:: Information provided ::

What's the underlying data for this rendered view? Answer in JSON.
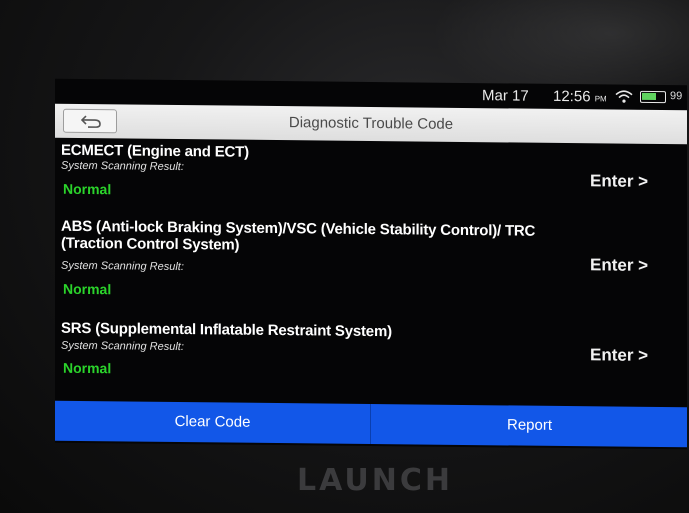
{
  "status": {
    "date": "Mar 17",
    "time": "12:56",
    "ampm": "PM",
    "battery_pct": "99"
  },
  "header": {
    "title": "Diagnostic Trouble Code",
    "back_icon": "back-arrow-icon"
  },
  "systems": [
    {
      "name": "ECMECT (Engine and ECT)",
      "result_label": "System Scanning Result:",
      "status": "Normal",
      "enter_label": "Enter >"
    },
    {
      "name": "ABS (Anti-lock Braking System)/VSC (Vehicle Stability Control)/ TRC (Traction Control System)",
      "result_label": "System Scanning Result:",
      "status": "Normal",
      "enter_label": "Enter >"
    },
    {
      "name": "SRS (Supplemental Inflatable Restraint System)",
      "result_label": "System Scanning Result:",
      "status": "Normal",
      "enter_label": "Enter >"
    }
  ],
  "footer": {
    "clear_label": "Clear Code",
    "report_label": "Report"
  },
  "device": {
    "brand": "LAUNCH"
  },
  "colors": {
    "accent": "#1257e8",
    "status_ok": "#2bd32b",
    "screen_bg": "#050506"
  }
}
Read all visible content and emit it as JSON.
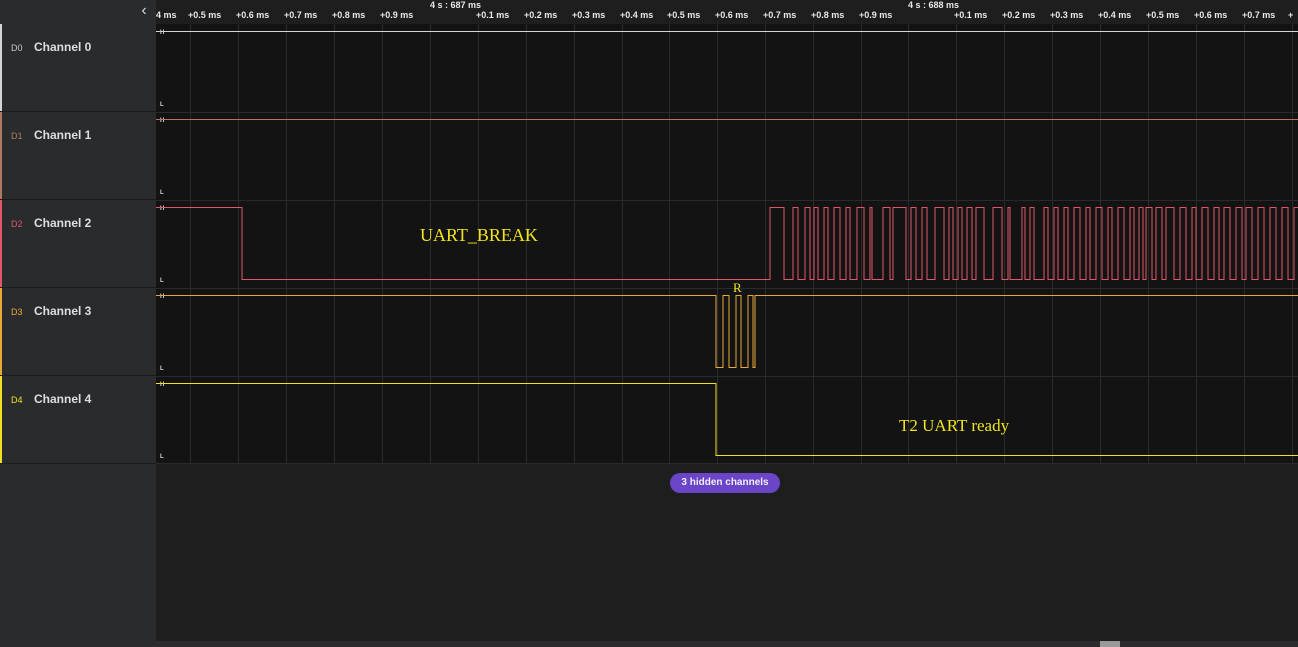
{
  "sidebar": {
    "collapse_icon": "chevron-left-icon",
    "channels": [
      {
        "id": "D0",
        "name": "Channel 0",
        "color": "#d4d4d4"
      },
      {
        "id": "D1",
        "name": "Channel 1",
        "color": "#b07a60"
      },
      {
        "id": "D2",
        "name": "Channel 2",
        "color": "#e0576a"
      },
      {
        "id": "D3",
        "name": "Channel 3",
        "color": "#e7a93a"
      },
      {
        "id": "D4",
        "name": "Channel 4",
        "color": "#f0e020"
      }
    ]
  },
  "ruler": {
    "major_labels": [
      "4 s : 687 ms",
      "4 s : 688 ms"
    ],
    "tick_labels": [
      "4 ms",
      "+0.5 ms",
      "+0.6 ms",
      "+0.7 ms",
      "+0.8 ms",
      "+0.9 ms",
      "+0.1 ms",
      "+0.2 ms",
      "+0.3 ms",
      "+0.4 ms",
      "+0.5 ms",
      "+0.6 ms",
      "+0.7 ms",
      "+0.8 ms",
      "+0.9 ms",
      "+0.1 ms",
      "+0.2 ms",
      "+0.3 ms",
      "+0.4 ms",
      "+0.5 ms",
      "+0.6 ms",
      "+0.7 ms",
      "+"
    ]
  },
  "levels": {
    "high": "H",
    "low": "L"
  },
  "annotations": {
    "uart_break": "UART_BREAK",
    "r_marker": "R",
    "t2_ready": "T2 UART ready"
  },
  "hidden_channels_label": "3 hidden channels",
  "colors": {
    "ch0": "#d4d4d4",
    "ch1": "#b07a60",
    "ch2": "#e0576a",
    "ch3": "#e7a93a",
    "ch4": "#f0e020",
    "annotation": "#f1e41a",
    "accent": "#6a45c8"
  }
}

:::
:: Information provided ::

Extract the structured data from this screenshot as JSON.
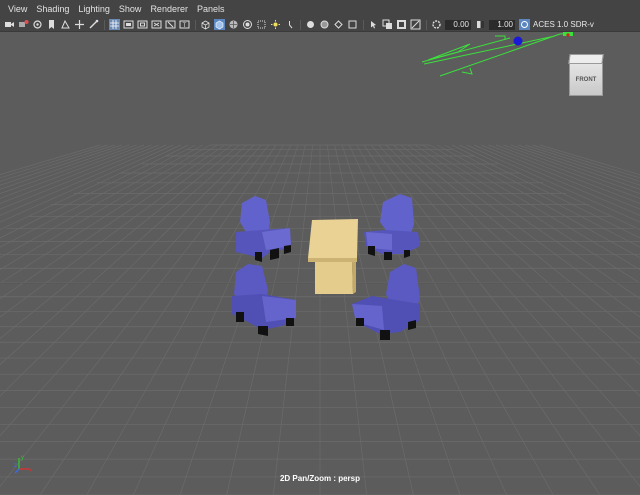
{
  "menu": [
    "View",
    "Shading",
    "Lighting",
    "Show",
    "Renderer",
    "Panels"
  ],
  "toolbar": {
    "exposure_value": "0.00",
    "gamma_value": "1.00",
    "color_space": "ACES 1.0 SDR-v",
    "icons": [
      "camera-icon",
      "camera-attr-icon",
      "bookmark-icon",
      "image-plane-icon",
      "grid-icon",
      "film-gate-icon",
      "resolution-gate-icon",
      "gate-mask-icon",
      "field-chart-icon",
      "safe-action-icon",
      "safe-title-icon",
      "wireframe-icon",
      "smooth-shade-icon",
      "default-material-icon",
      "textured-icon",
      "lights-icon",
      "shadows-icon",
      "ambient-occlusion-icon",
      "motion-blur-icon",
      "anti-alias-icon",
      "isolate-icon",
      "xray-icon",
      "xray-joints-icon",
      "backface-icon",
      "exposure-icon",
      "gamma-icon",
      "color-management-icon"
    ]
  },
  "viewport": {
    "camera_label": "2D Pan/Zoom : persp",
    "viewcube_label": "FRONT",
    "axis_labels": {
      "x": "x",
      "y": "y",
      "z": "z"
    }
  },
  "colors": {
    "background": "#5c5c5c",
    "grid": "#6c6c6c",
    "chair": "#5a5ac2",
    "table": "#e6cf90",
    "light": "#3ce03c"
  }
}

:::

■ **Problem to work on**: Extract all lines from the data in which "channels" is found.

■ **Exercise solution**:
    "channels": [
  "hidden_channels_label": "3 hidden channels",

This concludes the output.